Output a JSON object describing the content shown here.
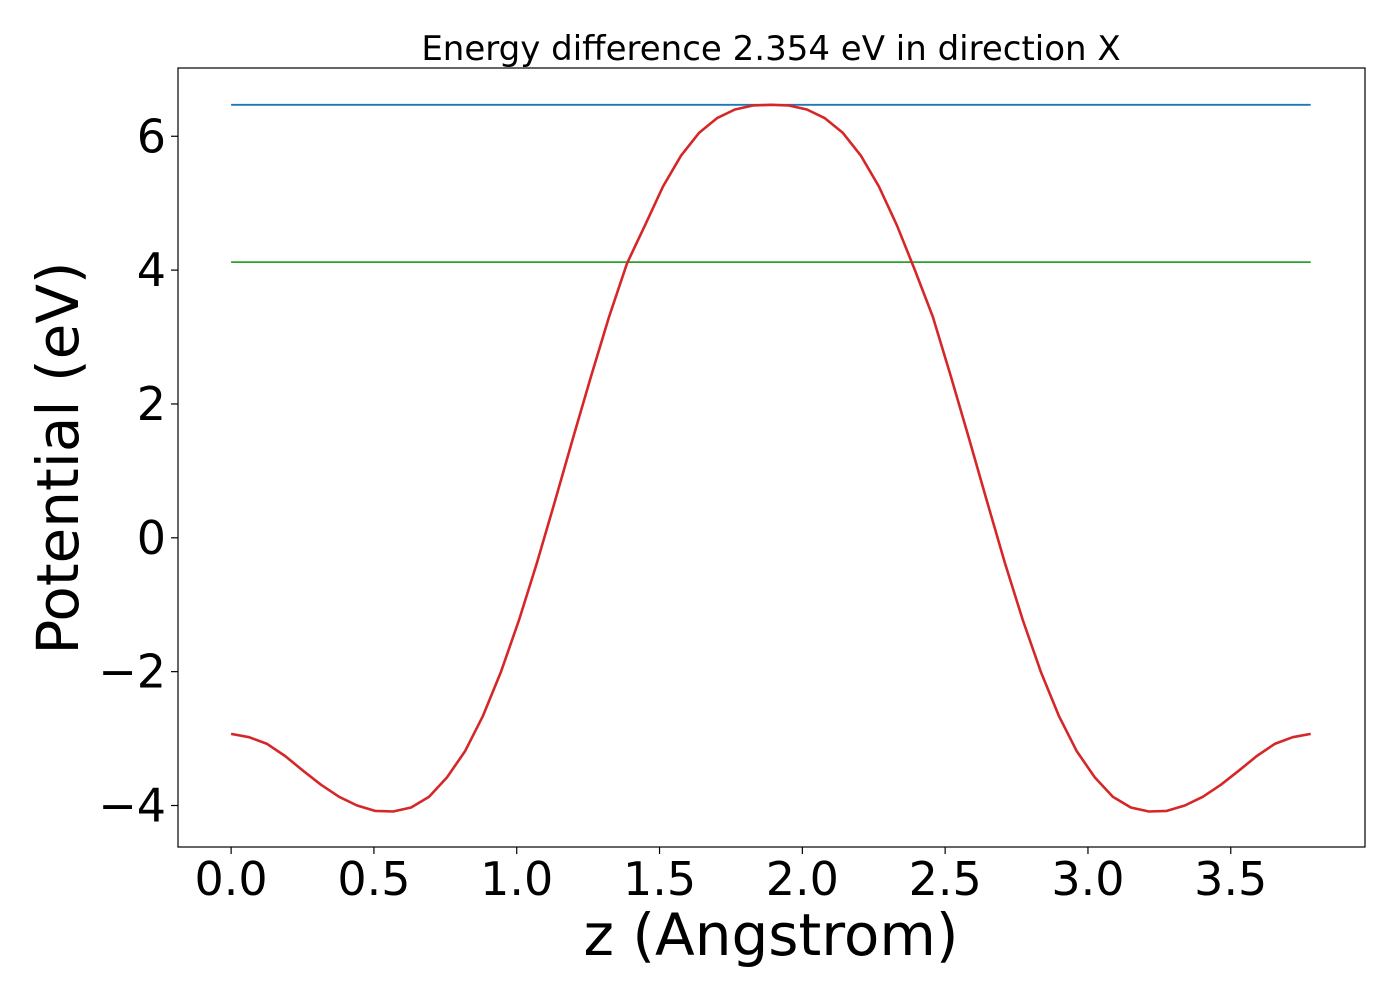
{
  "chart_data": {
    "type": "line",
    "title": "Energy difference 2.354 eV in direction X",
    "xlabel": "z (Angstrom)",
    "ylabel": "Potential (eV)",
    "xlim": [
      -0.186,
      3.97
    ],
    "ylim": [
      -4.62,
      7.02
    ],
    "xticks": [
      0.0,
      0.5,
      1.0,
      1.5,
      2.0,
      2.5,
      3.0,
      3.5
    ],
    "xtick_labels": [
      "0.0",
      "0.5",
      "1.0",
      "1.5",
      "2.0",
      "2.5",
      "3.0",
      "3.5"
    ],
    "yticks": [
      -4,
      -2,
      0,
      2,
      4,
      6
    ],
    "ytick_labels": [
      "−4",
      "−2",
      "0",
      "2",
      "4",
      "6"
    ],
    "grid": false,
    "series": [
      {
        "color": "#1f77b4",
        "x": [
          0.0,
          3.78
        ],
        "y": [
          6.47,
          6.47
        ]
      },
      {
        "color": "#2ca02c",
        "x": [
          0.0,
          3.78
        ],
        "y": [
          4.12,
          4.12
        ]
      },
      {
        "color": "#d62728",
        "x": [
          0.0,
          0.063,
          0.126,
          0.189,
          0.252,
          0.315,
          0.378,
          0.441,
          0.504,
          0.567,
          0.63,
          0.693,
          0.756,
          0.819,
          0.882,
          0.945,
          1.008,
          1.071,
          1.134,
          1.197,
          1.26,
          1.323,
          1.386,
          1.449,
          1.512,
          1.575,
          1.638,
          1.701,
          1.764,
          1.827,
          1.89,
          1.953,
          2.016,
          2.079,
          2.142,
          2.205,
          2.268,
          2.331,
          2.394,
          2.457,
          2.52,
          2.583,
          2.646,
          2.709,
          2.772,
          2.835,
          2.898,
          2.961,
          3.024,
          3.087,
          3.15,
          3.213,
          3.276,
          3.339,
          3.402,
          3.465,
          3.528,
          3.591,
          3.654,
          3.717,
          3.78
        ],
        "y": [
          -2.93,
          -2.98,
          -3.08,
          -3.26,
          -3.48,
          -3.69,
          -3.87,
          -4.0,
          -4.08,
          -4.09,
          -4.03,
          -3.87,
          -3.58,
          -3.19,
          -2.66,
          -2.0,
          -1.23,
          -0.37,
          0.55,
          1.49,
          2.41,
          3.3,
          4.1,
          4.67,
          5.25,
          5.71,
          6.05,
          6.27,
          6.4,
          6.46,
          6.47,
          6.46,
          6.4,
          6.27,
          6.05,
          5.71,
          5.25,
          4.67,
          4.0,
          3.3,
          2.41,
          1.49,
          0.55,
          -0.37,
          -1.23,
          -2.0,
          -2.66,
          -3.19,
          -3.58,
          -3.87,
          -4.03,
          -4.09,
          -4.08,
          -4.0,
          -3.87,
          -3.69,
          -3.48,
          -3.26,
          -3.08,
          -2.98,
          -2.93
        ]
      }
    ]
  }
}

#####

▸ Brief
Copy the listing exactly. Any image in it stays out of the copy.

▸ Correct result
Output a JSON object describing the content shown here.
{
  "chart_data": {
    "type": "line",
    "title": "Energy difference 2.354 eV in direction X",
    "xlabel": "z (Angstrom)",
    "ylabel": "Potential (eV)",
    "xlim": [
      -0.186,
      3.97
    ],
    "ylim": [
      -4.62,
      7.02
    ],
    "xticks": [
      0.0,
      0.5,
      1.0,
      1.5,
      2.0,
      2.5,
      3.0,
      3.5
    ],
    "xtick_labels": [
      "0.0",
      "0.5",
      "1.0",
      "1.5",
      "2.0",
      "2.5",
      "3.0",
      "3.5"
    ],
    "yticks": [
      -4,
      -2,
      0,
      2,
      4,
      6
    ],
    "ytick_labels": [
      "−4",
      "−2",
      "0",
      "2",
      "4",
      "6"
    ],
    "grid": false,
    "series": [
      {
        "color": "#1f77b4",
        "x": [
          0.0,
          3.78
        ],
        "y": [
          6.47,
          6.47
        ]
      },
      {
        "color": "#2ca02c",
        "x": [
          0.0,
          3.78
        ],
        "y": [
          4.12,
          4.12
        ]
      },
      {
        "color": "#d62728",
        "x": [
          0.0,
          0.063,
          0.126,
          0.189,
          0.252,
          0.315,
          0.378,
          0.441,
          0.504,
          0.567,
          0.63,
          0.693,
          0.756,
          0.819,
          0.882,
          0.945,
          1.008,
          1.071,
          1.134,
          1.197,
          1.26,
          1.323,
          1.386,
          1.449,
          1.512,
          1.575,
          1.638,
          1.701,
          1.764,
          1.827,
          1.89,
          1.953,
          2.016,
          2.079,
          2.142,
          2.205,
          2.268,
          2.331,
          2.394,
          2.457,
          2.52,
          2.583,
          2.646,
          2.709,
          2.772,
          2.835,
          2.898,
          2.961,
          3.024,
          3.087,
          3.15,
          3.213,
          3.276,
          3.339,
          3.402,
          3.465,
          3.528,
          3.591,
          3.654,
          3.717,
          3.78
        ],
        "y": [
          -2.93,
          -2.98,
          -3.08,
          -3.26,
          -3.48,
          -3.69,
          -3.87,
          -4.0,
          -4.08,
          -4.09,
          -4.03,
          -3.87,
          -3.58,
          -3.19,
          -2.66,
          -2.0,
          -1.23,
          -0.37,
          0.55,
          1.49,
          2.41,
          3.3,
          4.1,
          4.67,
          5.25,
          5.71,
          6.05,
          6.27,
          6.4,
          6.46,
          6.47,
          6.46,
          6.4,
          6.27,
          6.05,
          5.71,
          5.25,
          4.67,
          4.0,
          3.3,
          2.41,
          1.49,
          0.55,
          -0.37,
          -1.23,
          -2.0,
          -2.66,
          -3.19,
          -3.58,
          -3.87,
          -4.03,
          -4.09,
          -4.08,
          -4.0,
          -3.87,
          -3.69,
          -3.48,
          -3.26,
          -3.08,
          -2.98,
          -2.93
        ]
      }
    ]
  }
}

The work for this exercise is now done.